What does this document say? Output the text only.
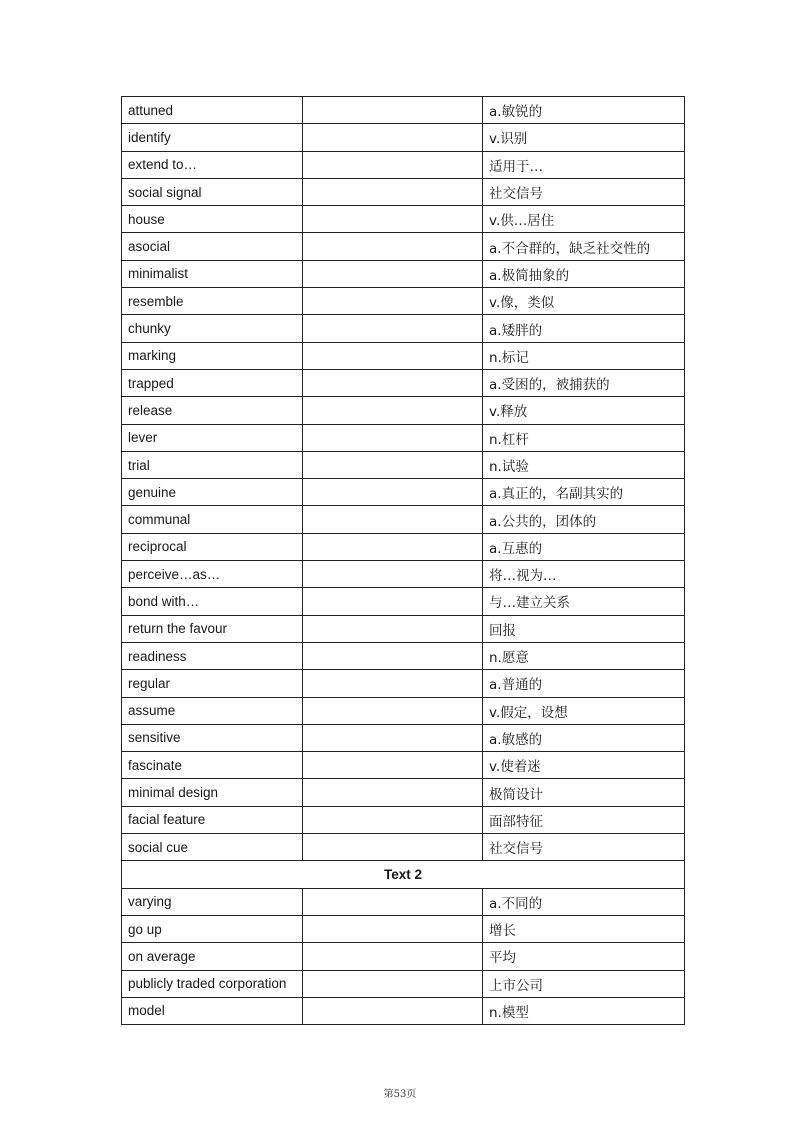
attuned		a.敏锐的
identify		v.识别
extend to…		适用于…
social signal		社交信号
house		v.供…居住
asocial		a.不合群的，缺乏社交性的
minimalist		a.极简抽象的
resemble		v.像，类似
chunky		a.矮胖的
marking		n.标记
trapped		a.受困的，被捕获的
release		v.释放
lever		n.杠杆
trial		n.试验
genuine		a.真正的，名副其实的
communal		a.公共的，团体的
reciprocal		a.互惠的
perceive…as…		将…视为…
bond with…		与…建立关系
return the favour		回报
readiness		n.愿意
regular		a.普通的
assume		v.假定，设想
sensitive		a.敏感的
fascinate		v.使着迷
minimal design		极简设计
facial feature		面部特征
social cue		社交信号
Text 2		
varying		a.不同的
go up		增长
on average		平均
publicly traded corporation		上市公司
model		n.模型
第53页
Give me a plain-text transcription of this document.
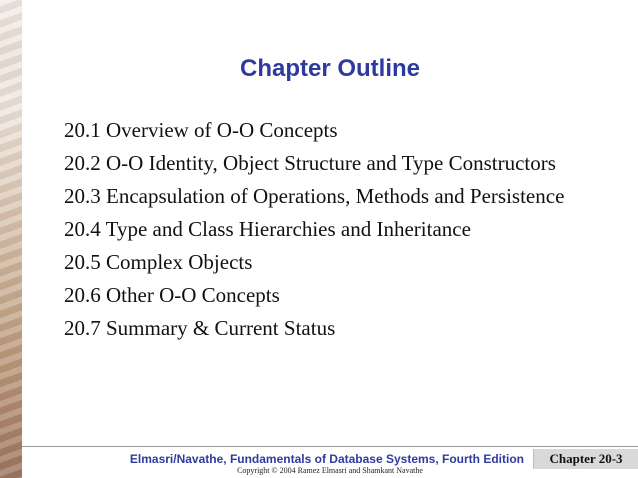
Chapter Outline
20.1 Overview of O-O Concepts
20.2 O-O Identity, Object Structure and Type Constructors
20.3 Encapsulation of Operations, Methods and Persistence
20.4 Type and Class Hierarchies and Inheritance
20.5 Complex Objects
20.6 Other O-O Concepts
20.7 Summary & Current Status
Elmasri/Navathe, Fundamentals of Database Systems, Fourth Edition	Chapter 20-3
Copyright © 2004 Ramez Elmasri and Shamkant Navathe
══════
What needs to be done: Every record must be copied exactly, with images dropped from the result.

Problem solution:
What does this document say? Output the text only.
attuned		a.敏锐的
identify		v.识别
extend to…		适用于…
social signal		社交信号
house		v.供…居住
asocial		a.不合群的，缺乏社交性的
minimalist		a.极简抽象的
resemble		v.像，类似
chunky		a.矮胖的
marking		n.标记
trapped		a.受困的，被捕获的
release		v.释放
lever		n.杠杆
trial		n.试验
genuine		a.真正的，名副其实的
communal		a.公共的，团体的
reciprocal		a.互惠的
perceive…as…		将…视为…
bond with…		与…建立关系
return the favour		回报
readiness		n.愿意
regular		a.普通的
assume		v.假定，设想
sensitive		a.敏感的
fascinate		v.使着迷
minimal design		极简设计
facial feature		面部特征
social cue		社交信号
Text 2		
varying		a.不同的
go up		增长
on average		平均
publicly traded corporation		上市公司
model		n.模型
第53页
Give me a plain-text transcription of this document.
Chapter Outline
20.1 Overview of O-O Concepts
20.2 O-O Identity, Object Structure and Type Constructors
20.3 Encapsulation of Operations, Methods and Persistence
20.4 Type and Class Hierarchies and Inheritance
20.5 Complex Objects
20.6 Other O-O Concepts
20.7 Summary & Current Status
Elmasri/Navathe, Fundamentals of Database Systems, Fourth Edition	Chapter 20-3
Copyright © 2004 Ramez Elmasri and Shamkant Navathe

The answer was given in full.